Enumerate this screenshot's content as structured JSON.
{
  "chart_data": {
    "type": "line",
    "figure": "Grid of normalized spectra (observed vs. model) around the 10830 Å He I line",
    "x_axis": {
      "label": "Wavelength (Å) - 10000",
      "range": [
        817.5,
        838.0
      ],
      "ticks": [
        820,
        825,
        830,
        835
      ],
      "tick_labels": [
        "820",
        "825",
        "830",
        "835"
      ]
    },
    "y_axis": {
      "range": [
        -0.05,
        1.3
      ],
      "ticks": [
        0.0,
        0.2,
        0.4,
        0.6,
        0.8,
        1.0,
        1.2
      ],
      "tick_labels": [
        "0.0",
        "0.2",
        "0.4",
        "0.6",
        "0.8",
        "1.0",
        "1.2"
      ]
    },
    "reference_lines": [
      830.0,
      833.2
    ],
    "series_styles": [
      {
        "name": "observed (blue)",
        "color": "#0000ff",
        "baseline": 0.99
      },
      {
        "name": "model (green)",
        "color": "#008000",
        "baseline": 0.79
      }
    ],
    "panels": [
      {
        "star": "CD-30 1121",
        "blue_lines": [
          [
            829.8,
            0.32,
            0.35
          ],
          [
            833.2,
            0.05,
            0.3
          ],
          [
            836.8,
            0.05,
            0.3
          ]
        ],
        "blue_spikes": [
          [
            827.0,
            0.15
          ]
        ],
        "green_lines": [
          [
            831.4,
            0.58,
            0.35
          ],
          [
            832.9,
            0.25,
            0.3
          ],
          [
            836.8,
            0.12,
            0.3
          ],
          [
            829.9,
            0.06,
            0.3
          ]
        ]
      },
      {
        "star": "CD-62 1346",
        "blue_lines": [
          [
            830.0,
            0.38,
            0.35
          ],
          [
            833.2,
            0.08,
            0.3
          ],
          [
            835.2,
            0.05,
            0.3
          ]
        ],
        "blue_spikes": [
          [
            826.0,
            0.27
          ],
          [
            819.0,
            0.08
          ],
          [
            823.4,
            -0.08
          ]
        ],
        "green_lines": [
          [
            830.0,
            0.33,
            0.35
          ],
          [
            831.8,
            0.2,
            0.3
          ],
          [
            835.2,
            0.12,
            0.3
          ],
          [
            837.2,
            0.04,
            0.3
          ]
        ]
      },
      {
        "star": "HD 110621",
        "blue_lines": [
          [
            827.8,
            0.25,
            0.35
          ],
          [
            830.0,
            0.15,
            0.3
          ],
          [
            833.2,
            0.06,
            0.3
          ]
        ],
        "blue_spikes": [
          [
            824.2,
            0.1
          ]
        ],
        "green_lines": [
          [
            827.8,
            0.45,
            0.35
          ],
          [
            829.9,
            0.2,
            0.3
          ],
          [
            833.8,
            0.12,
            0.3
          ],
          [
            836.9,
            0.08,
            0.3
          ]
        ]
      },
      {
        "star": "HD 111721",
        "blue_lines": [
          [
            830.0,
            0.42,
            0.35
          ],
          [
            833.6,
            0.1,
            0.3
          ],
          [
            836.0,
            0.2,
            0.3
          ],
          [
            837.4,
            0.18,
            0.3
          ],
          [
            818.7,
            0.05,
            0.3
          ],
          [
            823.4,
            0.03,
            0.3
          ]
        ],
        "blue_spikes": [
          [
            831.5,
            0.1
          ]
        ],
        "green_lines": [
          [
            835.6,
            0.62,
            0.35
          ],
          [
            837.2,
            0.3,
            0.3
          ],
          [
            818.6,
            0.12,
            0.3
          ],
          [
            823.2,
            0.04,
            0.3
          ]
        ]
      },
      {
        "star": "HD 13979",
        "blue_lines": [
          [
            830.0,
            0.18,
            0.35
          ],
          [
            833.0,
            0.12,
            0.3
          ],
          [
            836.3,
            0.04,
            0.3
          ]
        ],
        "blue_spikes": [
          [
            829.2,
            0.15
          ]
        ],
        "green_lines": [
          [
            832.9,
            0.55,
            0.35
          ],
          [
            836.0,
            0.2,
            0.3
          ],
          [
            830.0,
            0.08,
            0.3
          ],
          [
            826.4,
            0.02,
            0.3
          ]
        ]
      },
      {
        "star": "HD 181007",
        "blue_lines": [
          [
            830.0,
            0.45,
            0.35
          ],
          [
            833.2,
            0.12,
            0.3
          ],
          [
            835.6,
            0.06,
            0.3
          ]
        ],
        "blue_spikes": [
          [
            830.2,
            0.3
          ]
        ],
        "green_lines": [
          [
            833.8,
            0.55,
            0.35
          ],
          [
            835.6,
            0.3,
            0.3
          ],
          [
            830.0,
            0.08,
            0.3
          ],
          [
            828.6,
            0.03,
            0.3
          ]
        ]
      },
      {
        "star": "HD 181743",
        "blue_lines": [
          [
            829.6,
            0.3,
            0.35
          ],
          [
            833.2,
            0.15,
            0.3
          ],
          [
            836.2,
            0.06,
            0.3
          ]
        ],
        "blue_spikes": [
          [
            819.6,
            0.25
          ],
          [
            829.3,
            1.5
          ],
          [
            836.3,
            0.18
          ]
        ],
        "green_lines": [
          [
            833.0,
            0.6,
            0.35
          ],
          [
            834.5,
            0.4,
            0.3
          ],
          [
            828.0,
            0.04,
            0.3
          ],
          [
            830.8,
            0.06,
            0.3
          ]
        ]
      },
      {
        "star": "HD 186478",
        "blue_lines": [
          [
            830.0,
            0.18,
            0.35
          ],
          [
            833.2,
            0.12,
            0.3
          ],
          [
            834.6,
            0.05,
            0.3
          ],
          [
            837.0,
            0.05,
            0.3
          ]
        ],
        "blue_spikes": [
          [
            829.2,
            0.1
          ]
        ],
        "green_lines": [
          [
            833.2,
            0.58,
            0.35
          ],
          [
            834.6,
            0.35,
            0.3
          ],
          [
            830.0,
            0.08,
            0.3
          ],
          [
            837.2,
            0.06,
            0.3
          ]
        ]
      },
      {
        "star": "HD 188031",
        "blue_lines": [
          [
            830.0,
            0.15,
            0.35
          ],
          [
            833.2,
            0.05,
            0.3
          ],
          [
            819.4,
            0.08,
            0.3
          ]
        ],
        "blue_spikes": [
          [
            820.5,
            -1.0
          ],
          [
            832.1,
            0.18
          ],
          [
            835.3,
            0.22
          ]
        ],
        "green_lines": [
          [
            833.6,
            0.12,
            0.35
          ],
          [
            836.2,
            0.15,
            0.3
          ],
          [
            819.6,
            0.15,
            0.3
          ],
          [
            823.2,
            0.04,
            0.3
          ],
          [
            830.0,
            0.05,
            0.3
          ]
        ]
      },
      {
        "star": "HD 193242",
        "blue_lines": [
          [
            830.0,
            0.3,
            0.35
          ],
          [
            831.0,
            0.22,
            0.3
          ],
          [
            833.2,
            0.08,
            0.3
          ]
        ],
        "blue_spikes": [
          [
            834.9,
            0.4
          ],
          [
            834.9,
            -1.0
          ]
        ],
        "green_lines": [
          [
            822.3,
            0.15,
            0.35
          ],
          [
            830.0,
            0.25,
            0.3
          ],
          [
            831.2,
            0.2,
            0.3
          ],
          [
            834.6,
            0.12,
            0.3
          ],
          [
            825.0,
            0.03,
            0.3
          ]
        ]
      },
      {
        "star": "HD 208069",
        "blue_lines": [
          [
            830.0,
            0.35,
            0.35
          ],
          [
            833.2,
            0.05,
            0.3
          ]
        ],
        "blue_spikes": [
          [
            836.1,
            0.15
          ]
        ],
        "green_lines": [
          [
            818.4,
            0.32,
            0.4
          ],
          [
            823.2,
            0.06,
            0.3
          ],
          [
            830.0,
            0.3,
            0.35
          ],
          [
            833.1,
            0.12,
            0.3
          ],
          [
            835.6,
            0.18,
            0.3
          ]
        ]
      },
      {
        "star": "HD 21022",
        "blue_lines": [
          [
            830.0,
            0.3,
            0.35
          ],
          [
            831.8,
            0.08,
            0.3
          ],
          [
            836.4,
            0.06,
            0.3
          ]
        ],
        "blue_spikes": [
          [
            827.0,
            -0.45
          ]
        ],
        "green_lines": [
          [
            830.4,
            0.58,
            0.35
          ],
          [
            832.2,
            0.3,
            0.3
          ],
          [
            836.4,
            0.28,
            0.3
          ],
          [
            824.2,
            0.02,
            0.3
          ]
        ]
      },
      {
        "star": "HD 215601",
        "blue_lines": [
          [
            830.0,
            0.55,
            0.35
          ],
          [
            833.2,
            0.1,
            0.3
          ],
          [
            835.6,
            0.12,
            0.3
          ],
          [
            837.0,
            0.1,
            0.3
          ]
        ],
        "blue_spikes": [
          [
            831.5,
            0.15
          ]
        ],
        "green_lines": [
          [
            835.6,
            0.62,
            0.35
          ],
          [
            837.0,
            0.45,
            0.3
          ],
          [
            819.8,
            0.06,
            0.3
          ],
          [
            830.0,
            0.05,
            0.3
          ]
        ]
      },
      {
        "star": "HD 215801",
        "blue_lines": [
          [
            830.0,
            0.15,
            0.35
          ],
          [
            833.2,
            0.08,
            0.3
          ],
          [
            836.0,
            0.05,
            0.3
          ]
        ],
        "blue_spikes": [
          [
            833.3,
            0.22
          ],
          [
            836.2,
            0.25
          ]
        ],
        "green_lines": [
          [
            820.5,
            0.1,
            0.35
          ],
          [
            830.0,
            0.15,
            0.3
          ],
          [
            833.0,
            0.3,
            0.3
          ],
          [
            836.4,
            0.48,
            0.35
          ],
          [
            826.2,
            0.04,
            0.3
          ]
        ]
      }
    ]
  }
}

# Aim of the task:
Check each line of the records above for the string "name", and report every line that has it.

# Solution to this task:
        "name": "observed (blue)",
        "name": "model (green)",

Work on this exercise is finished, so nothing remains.